### GIVEN EXERCISE:
Bring together all lines of the material below that contain the string "Арбеково".

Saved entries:
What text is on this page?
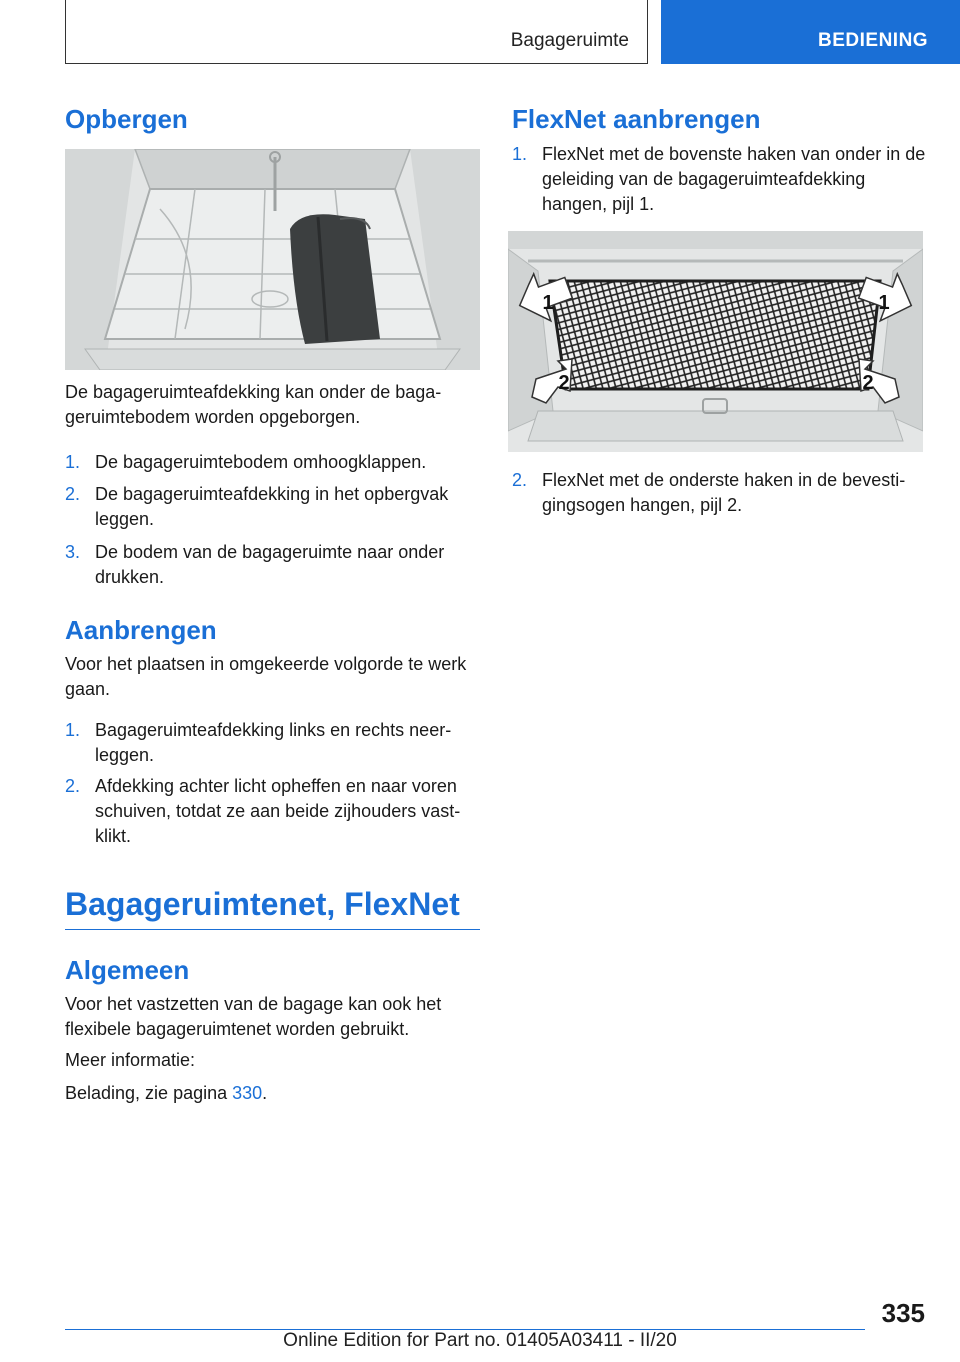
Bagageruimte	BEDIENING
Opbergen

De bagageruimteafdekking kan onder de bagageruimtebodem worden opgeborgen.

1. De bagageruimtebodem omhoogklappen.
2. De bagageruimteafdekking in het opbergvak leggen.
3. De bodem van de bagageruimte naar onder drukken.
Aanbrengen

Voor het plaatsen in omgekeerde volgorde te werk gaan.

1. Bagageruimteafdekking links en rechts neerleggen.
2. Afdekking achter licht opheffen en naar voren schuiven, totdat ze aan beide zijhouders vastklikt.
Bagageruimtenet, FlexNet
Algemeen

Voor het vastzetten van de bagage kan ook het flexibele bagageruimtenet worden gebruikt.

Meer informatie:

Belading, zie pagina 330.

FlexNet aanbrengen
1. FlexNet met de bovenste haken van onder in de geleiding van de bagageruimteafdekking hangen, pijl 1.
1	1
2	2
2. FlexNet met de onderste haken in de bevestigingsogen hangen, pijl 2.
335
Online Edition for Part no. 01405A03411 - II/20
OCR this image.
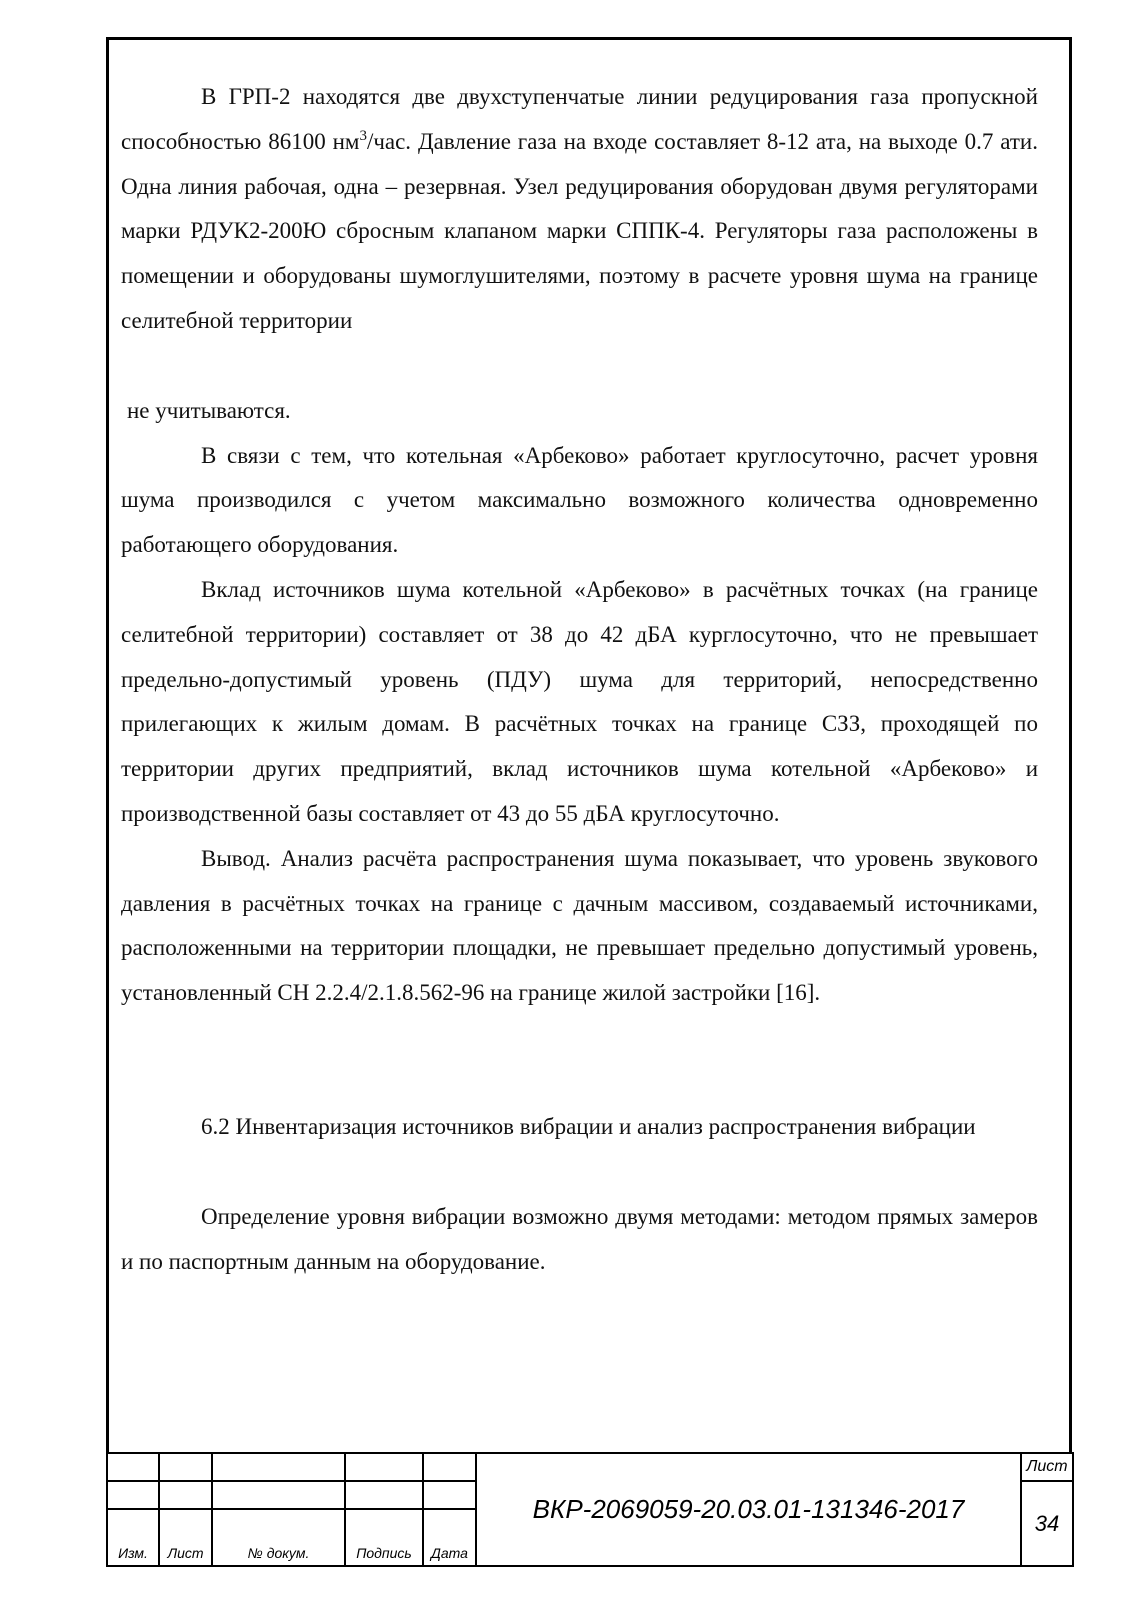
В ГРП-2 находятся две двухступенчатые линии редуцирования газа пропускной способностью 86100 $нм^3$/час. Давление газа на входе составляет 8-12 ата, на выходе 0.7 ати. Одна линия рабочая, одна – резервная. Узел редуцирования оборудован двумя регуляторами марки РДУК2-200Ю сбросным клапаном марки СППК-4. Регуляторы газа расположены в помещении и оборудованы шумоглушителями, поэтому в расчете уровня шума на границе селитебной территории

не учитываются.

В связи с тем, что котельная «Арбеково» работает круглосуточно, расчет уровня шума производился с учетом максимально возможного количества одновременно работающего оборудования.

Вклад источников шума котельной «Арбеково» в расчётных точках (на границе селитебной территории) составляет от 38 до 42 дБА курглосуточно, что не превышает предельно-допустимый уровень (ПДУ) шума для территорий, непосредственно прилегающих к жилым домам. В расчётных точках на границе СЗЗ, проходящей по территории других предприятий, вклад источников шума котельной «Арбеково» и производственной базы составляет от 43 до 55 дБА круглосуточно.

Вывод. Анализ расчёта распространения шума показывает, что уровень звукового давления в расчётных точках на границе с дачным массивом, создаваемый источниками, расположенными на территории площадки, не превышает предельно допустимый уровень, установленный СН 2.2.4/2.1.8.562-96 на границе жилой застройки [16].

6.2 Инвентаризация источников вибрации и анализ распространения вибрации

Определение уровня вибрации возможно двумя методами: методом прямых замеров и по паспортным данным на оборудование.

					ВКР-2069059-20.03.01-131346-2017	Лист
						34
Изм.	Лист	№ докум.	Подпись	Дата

...

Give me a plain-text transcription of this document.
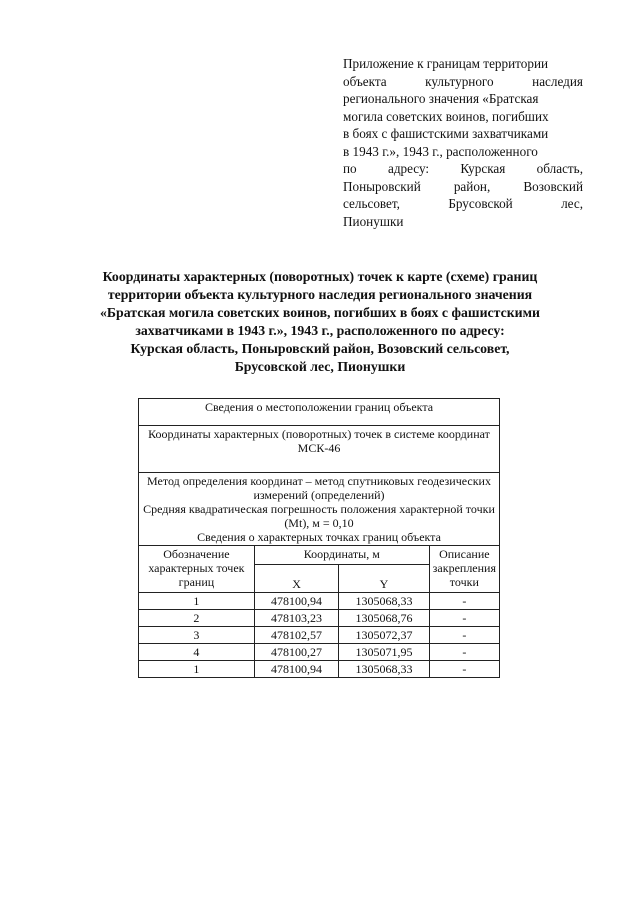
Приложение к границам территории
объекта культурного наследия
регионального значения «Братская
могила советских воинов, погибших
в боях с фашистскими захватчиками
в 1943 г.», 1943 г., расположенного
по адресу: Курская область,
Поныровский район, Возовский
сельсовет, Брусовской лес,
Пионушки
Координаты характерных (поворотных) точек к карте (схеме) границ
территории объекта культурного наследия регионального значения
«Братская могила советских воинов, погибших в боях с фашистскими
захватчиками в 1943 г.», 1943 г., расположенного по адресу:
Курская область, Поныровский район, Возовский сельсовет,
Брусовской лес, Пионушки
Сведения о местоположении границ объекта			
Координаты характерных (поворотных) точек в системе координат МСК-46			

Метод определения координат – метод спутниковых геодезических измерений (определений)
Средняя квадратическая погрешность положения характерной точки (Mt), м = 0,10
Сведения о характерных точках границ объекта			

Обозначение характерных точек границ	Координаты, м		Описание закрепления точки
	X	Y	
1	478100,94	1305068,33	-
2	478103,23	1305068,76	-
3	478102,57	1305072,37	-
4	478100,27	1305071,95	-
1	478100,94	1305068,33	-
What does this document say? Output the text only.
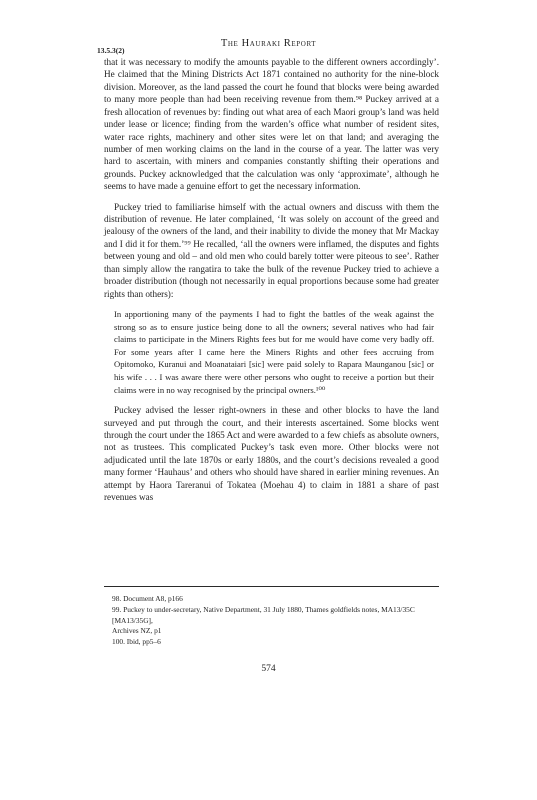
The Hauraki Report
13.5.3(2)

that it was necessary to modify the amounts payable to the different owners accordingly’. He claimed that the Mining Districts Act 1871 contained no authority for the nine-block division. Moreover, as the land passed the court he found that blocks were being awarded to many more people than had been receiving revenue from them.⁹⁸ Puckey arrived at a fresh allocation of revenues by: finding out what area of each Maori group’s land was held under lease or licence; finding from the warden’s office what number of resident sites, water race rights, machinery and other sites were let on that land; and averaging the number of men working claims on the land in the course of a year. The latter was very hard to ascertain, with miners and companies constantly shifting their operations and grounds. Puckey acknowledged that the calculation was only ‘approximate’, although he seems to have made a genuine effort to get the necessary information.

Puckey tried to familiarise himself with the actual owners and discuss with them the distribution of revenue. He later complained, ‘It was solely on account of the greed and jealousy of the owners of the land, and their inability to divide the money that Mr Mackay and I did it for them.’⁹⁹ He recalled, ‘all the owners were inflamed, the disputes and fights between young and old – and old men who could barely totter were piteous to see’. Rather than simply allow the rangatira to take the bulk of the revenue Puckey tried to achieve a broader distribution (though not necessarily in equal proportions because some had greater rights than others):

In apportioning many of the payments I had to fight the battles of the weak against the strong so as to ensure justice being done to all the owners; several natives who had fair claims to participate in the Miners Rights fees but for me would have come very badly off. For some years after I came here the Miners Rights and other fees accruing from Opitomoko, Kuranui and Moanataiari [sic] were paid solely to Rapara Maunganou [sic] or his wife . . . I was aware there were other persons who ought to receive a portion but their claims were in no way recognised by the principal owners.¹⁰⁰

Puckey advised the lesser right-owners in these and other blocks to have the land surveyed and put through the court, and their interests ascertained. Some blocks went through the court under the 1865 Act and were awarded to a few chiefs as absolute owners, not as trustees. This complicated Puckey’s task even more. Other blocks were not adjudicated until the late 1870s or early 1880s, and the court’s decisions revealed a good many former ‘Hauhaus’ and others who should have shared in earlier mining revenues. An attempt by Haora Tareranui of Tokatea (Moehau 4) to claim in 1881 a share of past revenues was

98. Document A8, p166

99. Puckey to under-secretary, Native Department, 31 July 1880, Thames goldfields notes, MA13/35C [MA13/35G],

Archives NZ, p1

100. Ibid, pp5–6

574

### ANSWER TO THIS TASK:
В связи с тем, что котельная «Арбеково» работает круглосуточно, расчет уровня шума производился с учетом максимально возможного количества одновременно работающего оборудования.
Вклад источников шума котельной «Арбеково» в расчётных точках (на границе селитебной территории) составляет от 38 до 42 дБА курглосуточно, что не превышает предельно-допустимый уровень (ПДУ) шума для территорий, непосредственно прилегающих к жилым домам. В расчётных точках на границе СЗЗ, проходящей по территории других предприятий, вклад источников шума котельной «Арбеково» и производственной базы составляет от 43 до 55 дБА круглосуточно.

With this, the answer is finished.